■ Written task
Gather all lines in the entries below that include the word "model".
>>>>
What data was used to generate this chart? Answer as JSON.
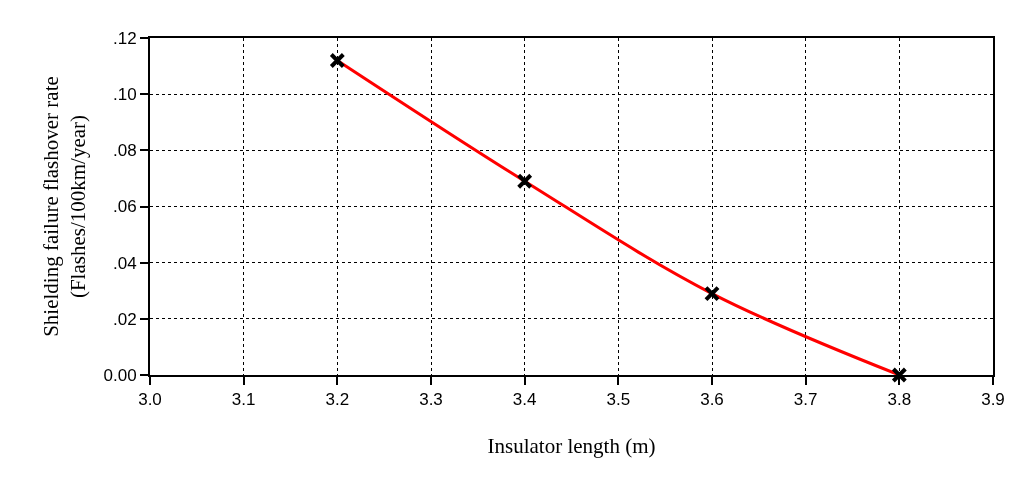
{
  "chart_data": {
    "type": "line",
    "xlabel": "Insulator length (m)",
    "ylabel": "Shielding failure flashover rate\n(Flashes/100km/year)",
    "x": [
      3.2,
      3.4,
      3.6,
      3.8
    ],
    "series": [
      {
        "color": "#ff0000",
        "marker": "none",
        "values": [
          0.112,
          0.069,
          0.029,
          0.0
        ]
      },
      {
        "type": "scatter",
        "color": "#000000",
        "marker": "cross",
        "values": [
          0.112,
          0.069,
          0.029,
          0.0
        ]
      }
    ],
    "xlim": [
      3.0,
      3.9
    ],
    "xticks": [
      {
        "value": 3,
        "label": "3.0"
      },
      3.1,
      3.2,
      3.3,
      3.4,
      3.5,
      3.6,
      3.7,
      3.8,
      3.9
    ],
    "ylim": [
      0,
      0.12
    ],
    "yticks": [
      {
        "value": 0,
        "label": "0.00"
      },
      {
        "value": 0.02,
        "label": ".02"
      },
      {
        "value": 0.04,
        "label": ".04"
      },
      {
        "value": 0.06,
        "label": ".06"
      },
      {
        "value": 0.08,
        "label": ".08"
      },
      {
        "value": 0.1,
        "label": ".10"
      },
      {
        "value": 0.12,
        "label": ".12"
      }
    ],
    "grid": true,
    "legend": false
  }
}
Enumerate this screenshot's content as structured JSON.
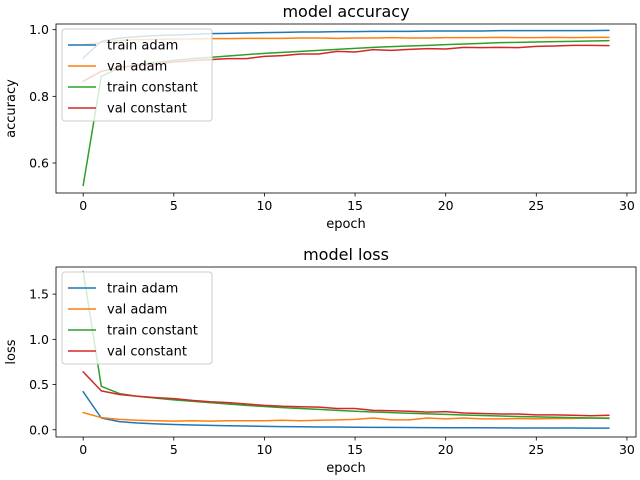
{
  "chart_data": [
    {
      "type": "line",
      "title": "model accuracy",
      "xlabel": "epoch",
      "ylabel": "accuracy",
      "xlim": [
        -1.5,
        30.5
      ],
      "ylim": [
        0.51,
        1.017
      ],
      "xticks": [
        0,
        5,
        10,
        15,
        20,
        25,
        30
      ],
      "yticks": [
        0.6,
        0.8,
        1.0
      ],
      "xtick_labels": [
        "0",
        "5",
        "10",
        "15",
        "20",
        "25",
        "30"
      ],
      "ytick_labels": [
        "0.6",
        "0.8",
        "1.0"
      ],
      "grid": false,
      "legend_position": "top-left",
      "x": [
        0,
        1,
        2,
        3,
        4,
        5,
        6,
        7,
        8,
        9,
        10,
        11,
        12,
        13,
        14,
        15,
        16,
        17,
        18,
        19,
        20,
        21,
        22,
        23,
        24,
        25,
        26,
        27,
        28,
        29
      ],
      "series": [
        {
          "name": "train adam",
          "color": "#1f77b4",
          "values": [
            0.915,
            0.965,
            0.975,
            0.979,
            0.982,
            0.984,
            0.986,
            0.988,
            0.989,
            0.99,
            0.991,
            0.992,
            0.993,
            0.993,
            0.994,
            0.994,
            0.995,
            0.995,
            0.995,
            0.996,
            0.996,
            0.996,
            0.996,
            0.997,
            0.997,
            0.997,
            0.997,
            0.997,
            0.997,
            0.998
          ]
        },
        {
          "name": "val adam",
          "color": "#ff7f0e",
          "values": [
            0.955,
            0.962,
            0.968,
            0.97,
            0.971,
            0.972,
            0.972,
            0.973,
            0.973,
            0.974,
            0.974,
            0.974,
            0.975,
            0.975,
            0.974,
            0.975,
            0.975,
            0.976,
            0.975,
            0.975,
            0.976,
            0.976,
            0.976,
            0.977,
            0.976,
            0.976,
            0.977,
            0.976,
            0.977,
            0.977
          ]
        },
        {
          "name": "train constant",
          "color": "#2ca02c",
          "values": [
            0.533,
            0.86,
            0.885,
            0.895,
            0.902,
            0.908,
            0.913,
            0.917,
            0.921,
            0.925,
            0.929,
            0.932,
            0.935,
            0.938,
            0.941,
            0.944,
            0.947,
            0.949,
            0.951,
            0.953,
            0.955,
            0.957,
            0.959,
            0.961,
            0.962,
            0.963,
            0.964,
            0.965,
            0.966,
            0.967
          ]
        },
        {
          "name": "val constant",
          "color": "#d62728",
          "values": [
            0.845,
            0.875,
            0.887,
            0.892,
            0.897,
            0.903,
            0.907,
            0.91,
            0.913,
            0.913,
            0.92,
            0.922,
            0.927,
            0.927,
            0.935,
            0.933,
            0.94,
            0.938,
            0.941,
            0.943,
            0.942,
            0.947,
            0.946,
            0.947,
            0.946,
            0.95,
            0.951,
            0.953,
            0.953,
            0.952
          ]
        }
      ]
    },
    {
      "type": "line",
      "title": "model loss",
      "xlabel": "epoch",
      "ylabel": "loss",
      "xlim": [
        -1.5,
        30.5
      ],
      "ylim": [
        -0.08,
        1.8
      ],
      "xticks": [
        0,
        5,
        10,
        15,
        20,
        25,
        30
      ],
      "yticks": [
        0.0,
        0.5,
        1.0,
        1.5
      ],
      "xtick_labels": [
        "0",
        "5",
        "10",
        "15",
        "20",
        "25",
        "30"
      ],
      "ytick_labels": [
        "0.0",
        "0.5",
        "1.0",
        "1.5"
      ],
      "grid": false,
      "legend_position": "top-left",
      "x": [
        0,
        1,
        2,
        3,
        4,
        5,
        6,
        7,
        8,
        9,
        10,
        11,
        12,
        13,
        14,
        15,
        16,
        17,
        18,
        19,
        20,
        21,
        22,
        23,
        24,
        25,
        26,
        27,
        28,
        29
      ],
      "series": [
        {
          "name": "train adam",
          "color": "#1f77b4",
          "values": [
            0.42,
            0.13,
            0.09,
            0.075,
            0.065,
            0.058,
            0.052,
            0.048,
            0.044,
            0.041,
            0.038,
            0.035,
            0.033,
            0.031,
            0.03,
            0.028,
            0.027,
            0.026,
            0.025,
            0.024,
            0.023,
            0.022,
            0.022,
            0.021,
            0.02,
            0.02,
            0.019,
            0.019,
            0.018,
            0.018
          ]
        },
        {
          "name": "val adam",
          "color": "#ff7f0e",
          "values": [
            0.19,
            0.135,
            0.115,
            0.105,
            0.1,
            0.095,
            0.1,
            0.095,
            0.1,
            0.1,
            0.1,
            0.105,
            0.1,
            0.105,
            0.11,
            0.115,
            0.13,
            0.11,
            0.11,
            0.13,
            0.12,
            0.13,
            0.12,
            0.12,
            0.125,
            0.12,
            0.125,
            0.125,
            0.13,
            0.13
          ]
        },
        {
          "name": "train constant",
          "color": "#2ca02c",
          "values": [
            1.75,
            0.48,
            0.4,
            0.37,
            0.35,
            0.33,
            0.315,
            0.3,
            0.285,
            0.27,
            0.258,
            0.245,
            0.235,
            0.225,
            0.215,
            0.205,
            0.197,
            0.19,
            0.183,
            0.176,
            0.17,
            0.164,
            0.158,
            0.152,
            0.147,
            0.142,
            0.138,
            0.134,
            0.13,
            0.126
          ]
        },
        {
          "name": "val constant",
          "color": "#d62728",
          "values": [
            0.64,
            0.43,
            0.39,
            0.37,
            0.355,
            0.345,
            0.325,
            0.31,
            0.3,
            0.285,
            0.27,
            0.26,
            0.255,
            0.25,
            0.235,
            0.235,
            0.215,
            0.21,
            0.205,
            0.195,
            0.2,
            0.185,
            0.18,
            0.175,
            0.175,
            0.165,
            0.165,
            0.16,
            0.155,
            0.16
          ]
        }
      ]
    }
  ]
}
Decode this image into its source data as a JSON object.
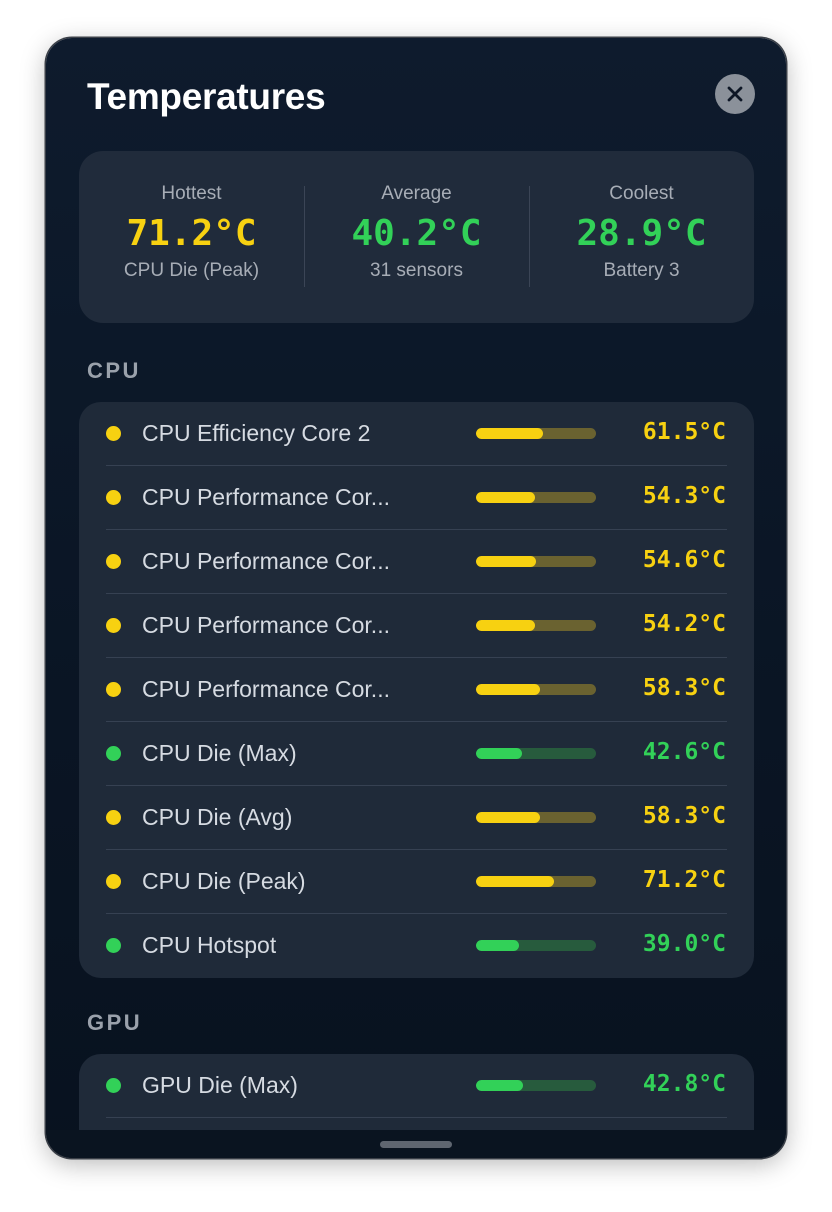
{
  "window": {
    "title": "Temperatures"
  },
  "colors": {
    "warm": "#f7d111",
    "warm_track": "#6a6230",
    "cool": "#32d158",
    "cool_track": "#275b3d"
  },
  "summary": {
    "hottest": {
      "label": "Hottest",
      "value": "71.2°C",
      "sub": "CPU Die (Peak)"
    },
    "average": {
      "label": "Average",
      "value": "40.2°C",
      "sub": "31 sensors"
    },
    "coolest": {
      "label": "Coolest",
      "value": "28.9°C",
      "sub": "Battery 3"
    }
  },
  "sections": [
    {
      "title": "CPU",
      "items": [
        {
          "name": "CPU Efficiency Core 2",
          "value": "61.5°C",
          "level": 0.56,
          "status": "warm"
        },
        {
          "name": "CPU Performance Cor...",
          "value": "54.3°C",
          "level": 0.49,
          "status": "warm"
        },
        {
          "name": "CPU Performance Cor...",
          "value": "54.6°C",
          "level": 0.5,
          "status": "warm"
        },
        {
          "name": "CPU Performance Cor...",
          "value": "54.2°C",
          "level": 0.49,
          "status": "warm"
        },
        {
          "name": "CPU Performance Cor...",
          "value": "58.3°C",
          "level": 0.53,
          "status": "warm"
        },
        {
          "name": "CPU Die (Max)",
          "value": "42.6°C",
          "level": 0.38,
          "status": "cool"
        },
        {
          "name": "CPU Die (Avg)",
          "value": "58.3°C",
          "level": 0.53,
          "status": "warm"
        },
        {
          "name": "CPU Die (Peak)",
          "value": "71.2°C",
          "level": 0.65,
          "status": "warm"
        },
        {
          "name": "CPU Hotspot",
          "value": "39.0°C",
          "level": 0.36,
          "status": "cool"
        }
      ]
    },
    {
      "title": "GPU",
      "items": [
        {
          "name": "GPU Die (Max)",
          "value": "42.8°C",
          "level": 0.39,
          "status": "cool"
        }
      ]
    }
  ]
}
<<<<
■ The output
      "title": "model accuracy",
      "title": "model loss",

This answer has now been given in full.